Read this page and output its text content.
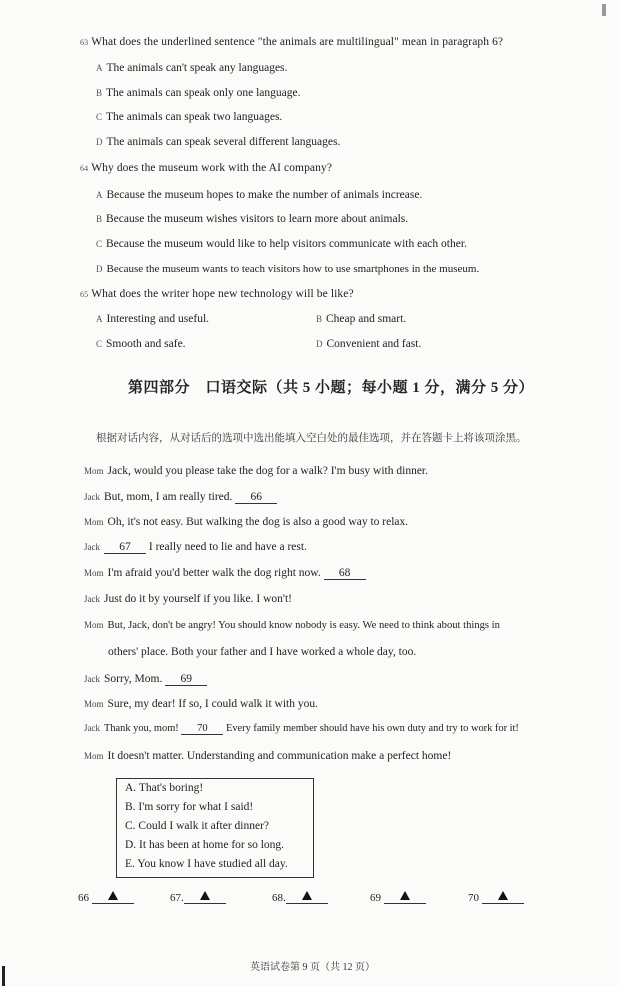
63 What does the underlined sentence "the animals are multilingual" mean in paragraph 6?
A The animals can't speak any languages.
B The animals can speak only one language.
C The animals can speak two languages.
D The animals can speak several different languages.
64 Why does the museum work with the AI company?
A Because the museum hopes to make the number of animals increase.
B Because the museum wishes visitors to learn more about animals.
C Because the museum would like to help visitors communicate with each other.
D Because the museum wants to teach visitors how to use smartphones in the museum.
65 What does the writer hope new technology will be like?
A Interesting and useful.	B Cheap and smart.
C Smooth and safe.	D Convenient and fast.
第四部分　口语交际（共 5 小题；每小题 1 分，满分 5 分）
根据对话内容，从对话后的选项中选出能填入空白处的最佳选项，并在答题卡上将该项涂黑。
Mom Jack, would you please take the dog for a walk? I'm busy with dinner.
Jack But, mom, I am really tired. 66
Mom Oh, it's not easy. But walking the dog is also a good way to relax.
Jack 67 I really need to lie and have a rest.
Mom I'm afraid you'd better walk the dog right now. 68
Jack Just do it by yourself if you like. I won't!
Mom But, Jack, don't be angry! You should know nobody is easy. We need to think about things in
others' place. Both your father and I have worked a whole day, too.
Jack Sorry, Mom. 69
Mom Sure, my dear! If so, I could walk it with you.
Jack Thank you, mom! 70 Every family member should have his own duty and try to work for it!
Mom It doesn't matter. Understanding and communication make a perfect home!
A. That's boring!
B. I'm sorry for what I said!
C. Could I walk it after dinner?
D. It has been at home for so long.
E. You know I have studied all day.
66	67.	68.	69	70
英语试卷第 9 页（共 12 页）
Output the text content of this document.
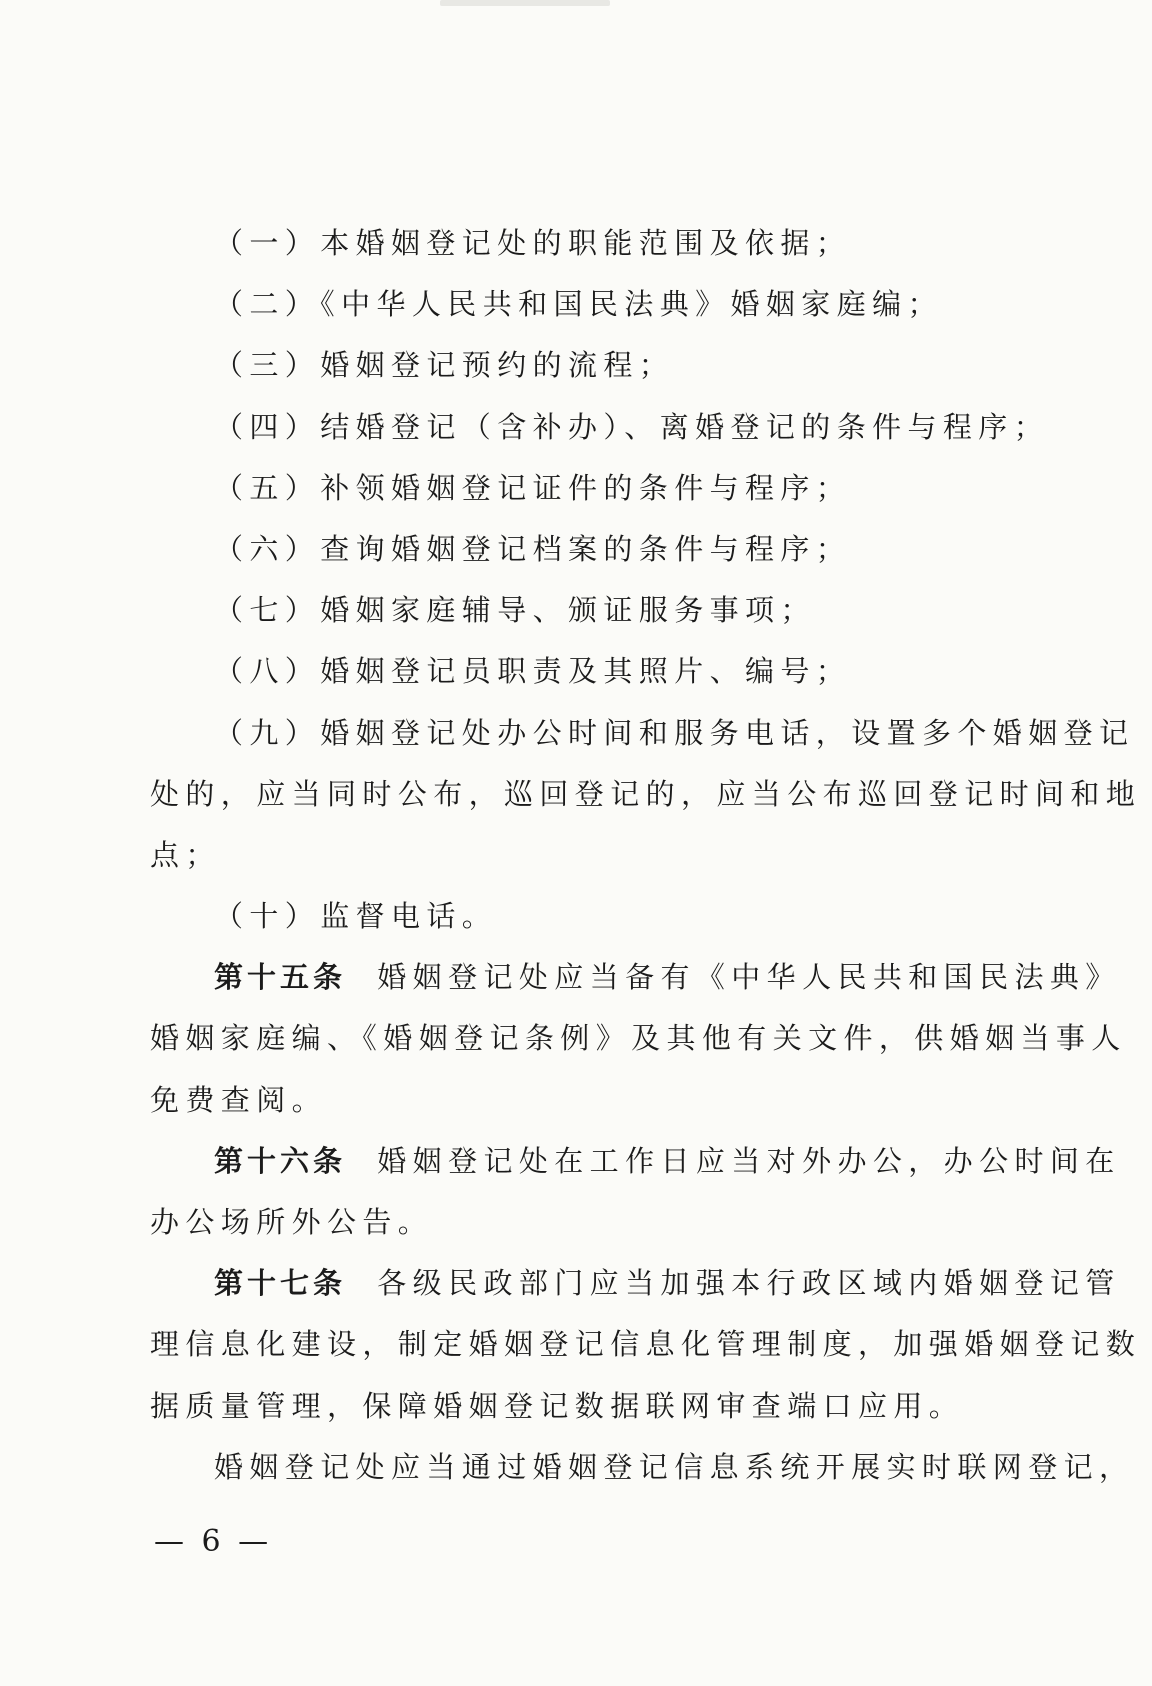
（一）本婚姻登记处的职能范围及依据；
（二）《中华人民共和国民法典》婚姻家庭编；
（三）婚姻登记预约的流程；
（四）结婚登记（含补办）、离婚登记的条件与程序；
（五）补领婚姻登记证件的条件与程序；
（六）查询婚姻登记档案的条件与程序；
（七）婚姻家庭辅导、颁证服务事项；
（八）婚姻登记员职责及其照片、编号；
（九）婚姻登记处办公时间和服务电话，设置多个婚姻登记
处的，应当同时公布，巡回登记的，应当公布巡回登记时间和地
点；
（十）监督电话。
第十五条 婚姻登记处应当备有《中华人民共和国民法典》
婚姻家庭编、《婚姻登记条例》及其他有关文件，供婚姻当事人
免费查阅。
第十六条 婚姻登记处在工作日应当对外办公，办公时间在
办公场所外公告。
第十七条 各级民政部门应当加强本行政区域内婚姻登记管
理信息化建设，制定婚姻登记信息化管理制度，加强婚姻登记数
据质量管理，保障婚姻登记数据联网审查端口应用。
婚姻登记处应当通过婚姻登记信息系统开展实时联网登记，
— 6 —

# # # # # # #

__PROBLEM STATEMENT__
In the entries above, find each line with the string "dinner" and copy it.

__TASK ANSWER__
Mom Jack, would you please take the dog for a walk? I'm busy with dinner.
C. Could I walk it after dinner?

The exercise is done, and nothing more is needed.